▶ Short task:
Pictures are not part of the copy; repeat everything else in the records exactly.

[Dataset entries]
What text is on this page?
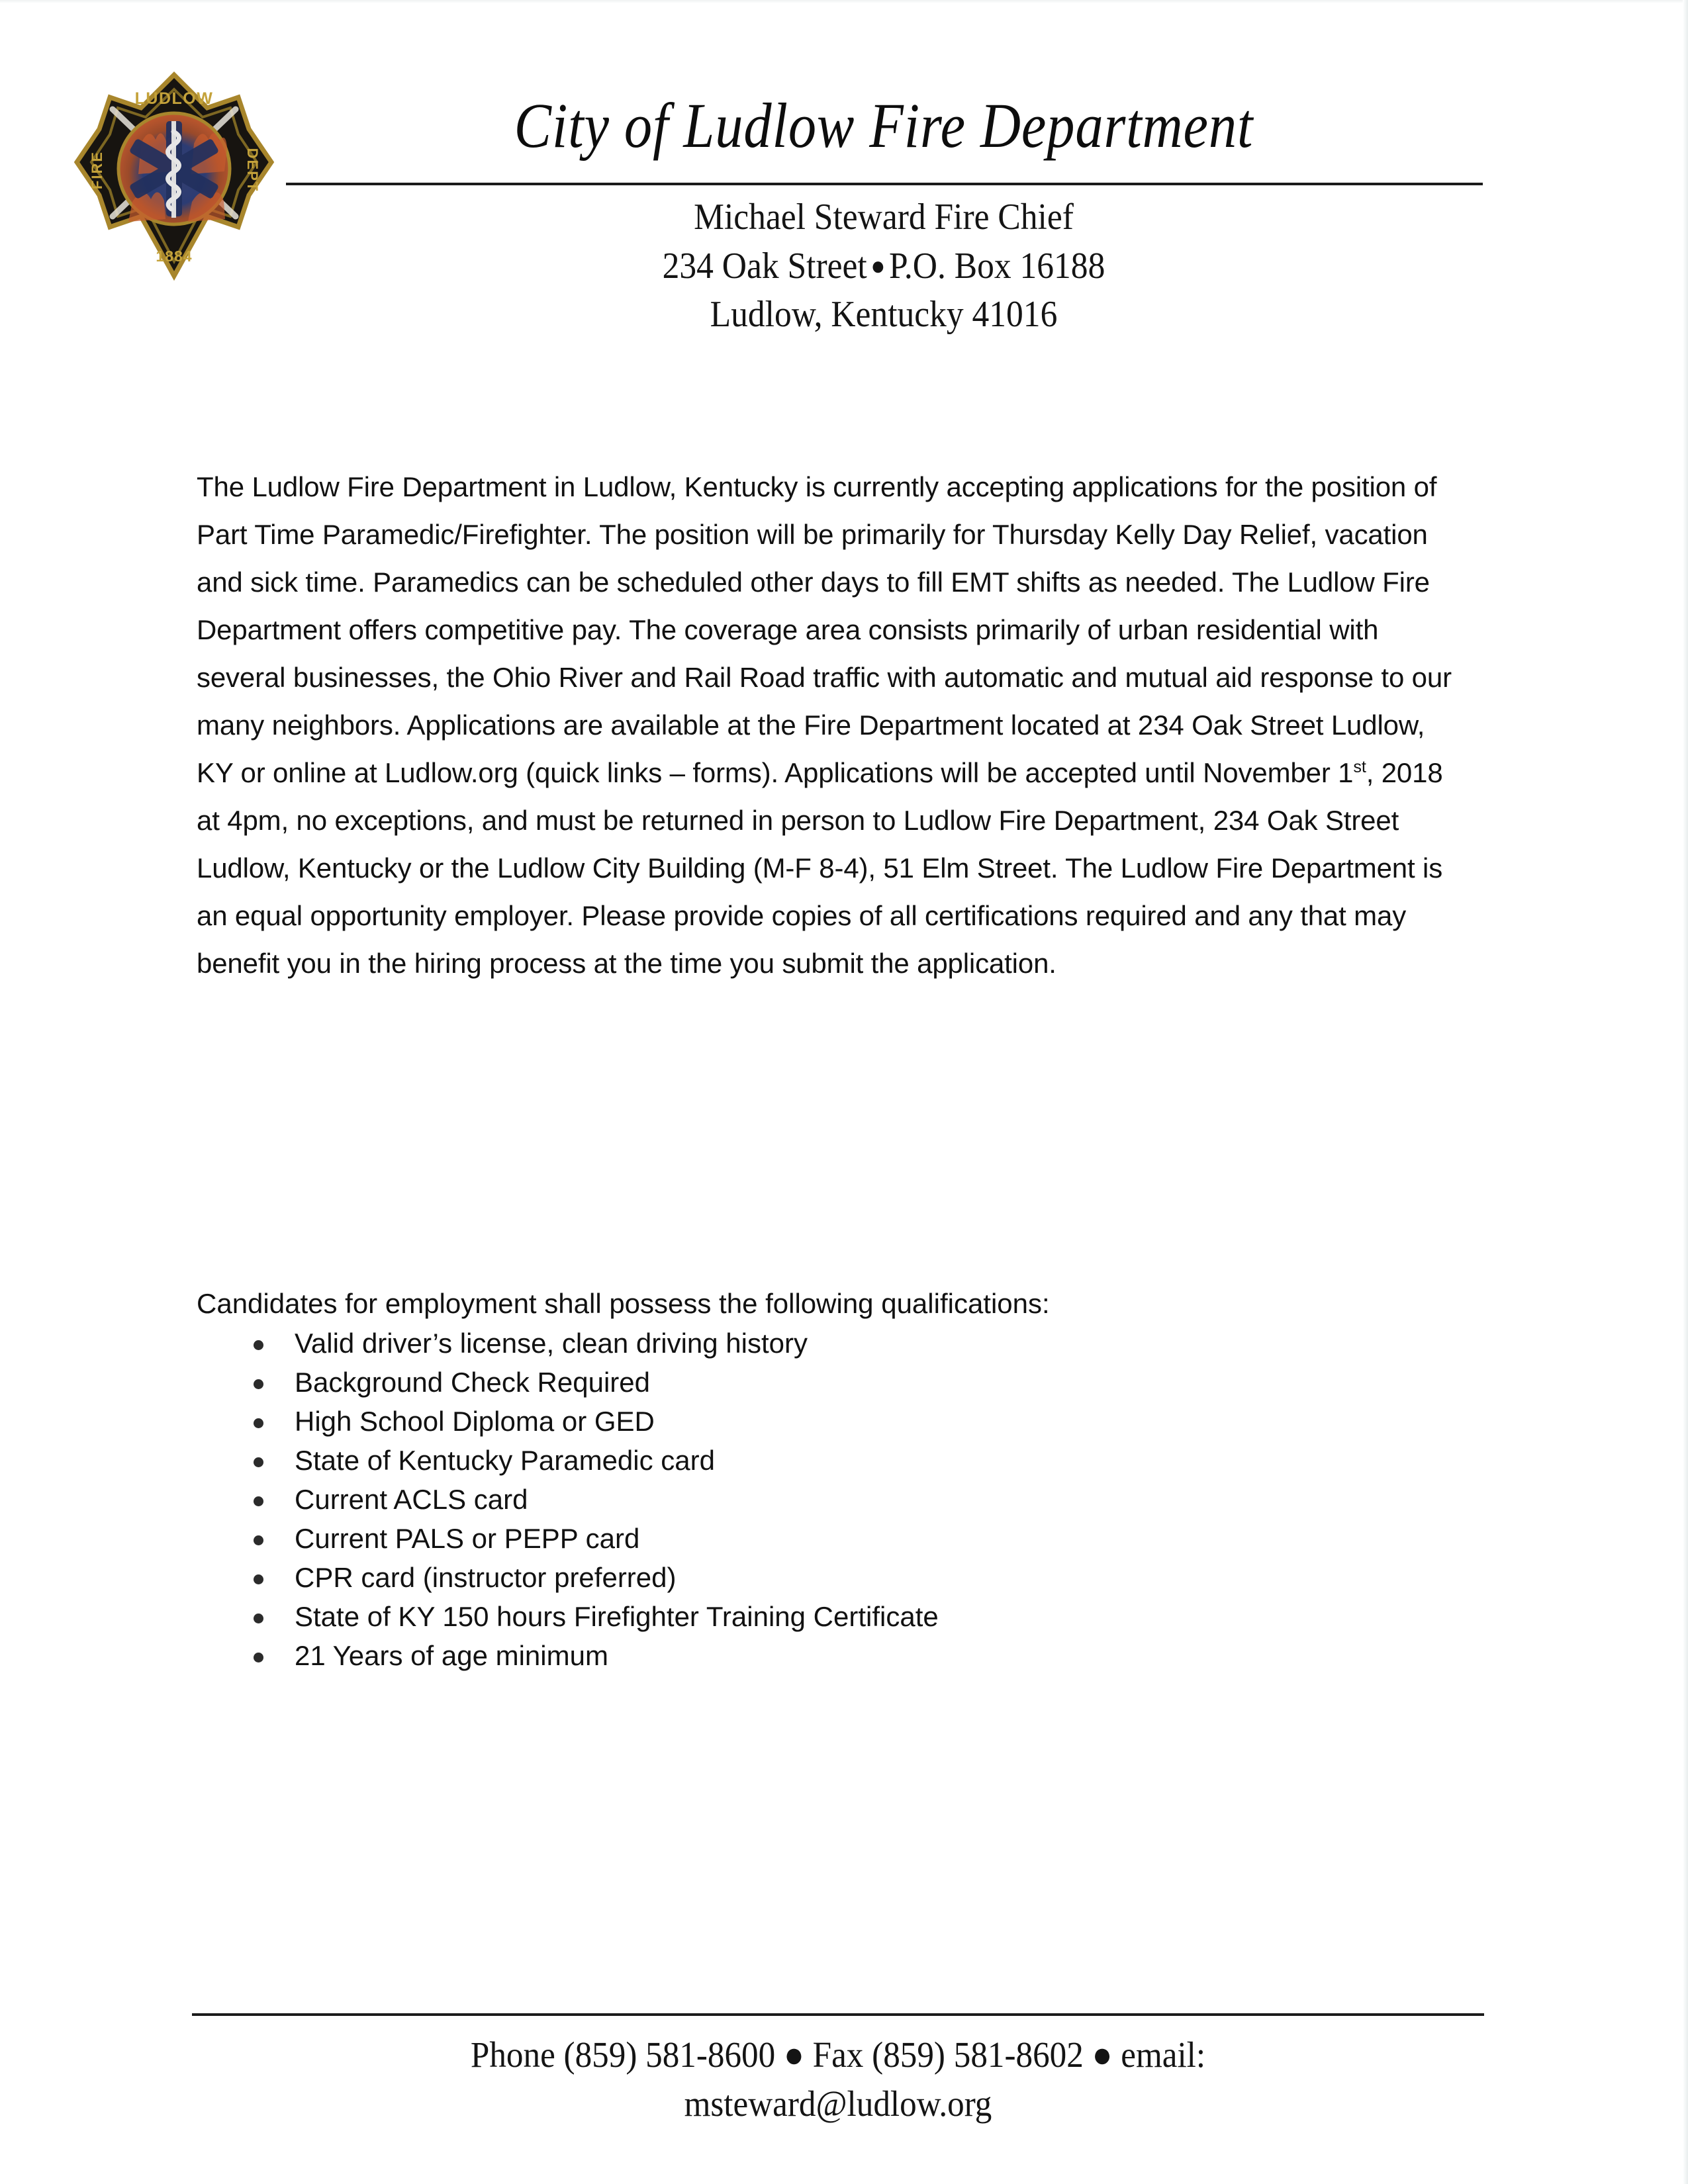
LUDLOW
1884
FIRE	DEPT
City of Ludlow Fire Department
Michael Steward Fire Chief
234 Oak Street ●P.O. Box 16188
Ludlow, Kentucky 41016

The Ludlow Fire Department in Ludlow, Kentucky is currently accepting applications for the position of Part Time Paramedic/Firefighter. The position will be primarily for Thursday Kelly Day Relief, vacation and sick time. Paramedics can be scheduled other days to fill EMT shifts as needed. The Ludlow Fire Department offers competitive pay. The coverage area consists primarily of urban residential with several businesses, the Ohio River and Rail Road traffic with automatic and mutual aid response to our many neighbors. Applications are available at the Fire Department located at 234 Oak Street Ludlow, KY or online at Ludlow.org (quick links – forms). Applications will be accepted until November 1st, 2018 at 4pm, no exceptions, and must be returned in person to Ludlow Fire Department, 234 Oak Street Ludlow, Kentucky or the Ludlow City Building (M-F 8-4), 51 Elm Street. The Ludlow Fire Department is an equal opportunity employer. Please provide copies of all certifications required and any that may benefit you in the hiring process at the time you submit the application.

Candidates for employment shall possess the following qualifications:

Valid driver’s license, clean driving history
Background Check Required
High School Diploma or GED
State of Kentucky Paramedic card
Current ACLS card
Current PALS or PEPP card
CPR card (instructor preferred)
State of KY 150 hours Firefighter Training Certificate
21 Years of age minimum
Phone (859) 581-8600 ● Fax (859) 581-8602 ● email:
msteward@ludlow.org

▶ Result of the exercise:
What text is on this page?
LUDLOW
1884
FIRE	DEPT
City of Ludlow Fire Department
Michael Steward Fire Chief
234 Oak Street ●P.O. Box 16188
Ludlow, Kentucky 41016

The Ludlow Fire Department in Ludlow, Kentucky is currently accepting applications for the position of Part Time Paramedic/Firefighter. The position will be primarily for Thursday Kelly Day Relief, vacation and sick time. Paramedics can be scheduled other days to fill EMT shifts as needed. The Ludlow Fire Department offers competitive pay. The coverage area consists primarily of urban residential with several businesses, the Ohio River and Rail Road traffic with automatic and mutual aid response to our many neighbors. Applications are available at the Fire Department located at 234 Oak Street Ludlow, KY or online at Ludlow.org (quick links – forms). Applications will be accepted until November 1st, 2018 at 4pm, no exceptions, and must be returned in person to Ludlow Fire Department, 234 Oak Street Ludlow, Kentucky or the Ludlow City Building (M-F 8-4), 51 Elm Street. The Ludlow Fire Department is an equal opportunity employer. Please provide copies of all certifications required and any that may benefit you in the hiring process at the time you submit the application.

Candidates for employment shall possess the following qualifications:

Valid driver’s license, clean driving history
Background Check Required
High School Diploma or GED
State of Kentucky Paramedic card
Current ACLS card
Current PALS or PEPP card
CPR card (instructor preferred)
State of KY 150 hours Firefighter Training Certificate
21 Years of age minimum
Phone (859) 581-8600 ● Fax (859) 581-8602 ● email:
msteward@ludlow.org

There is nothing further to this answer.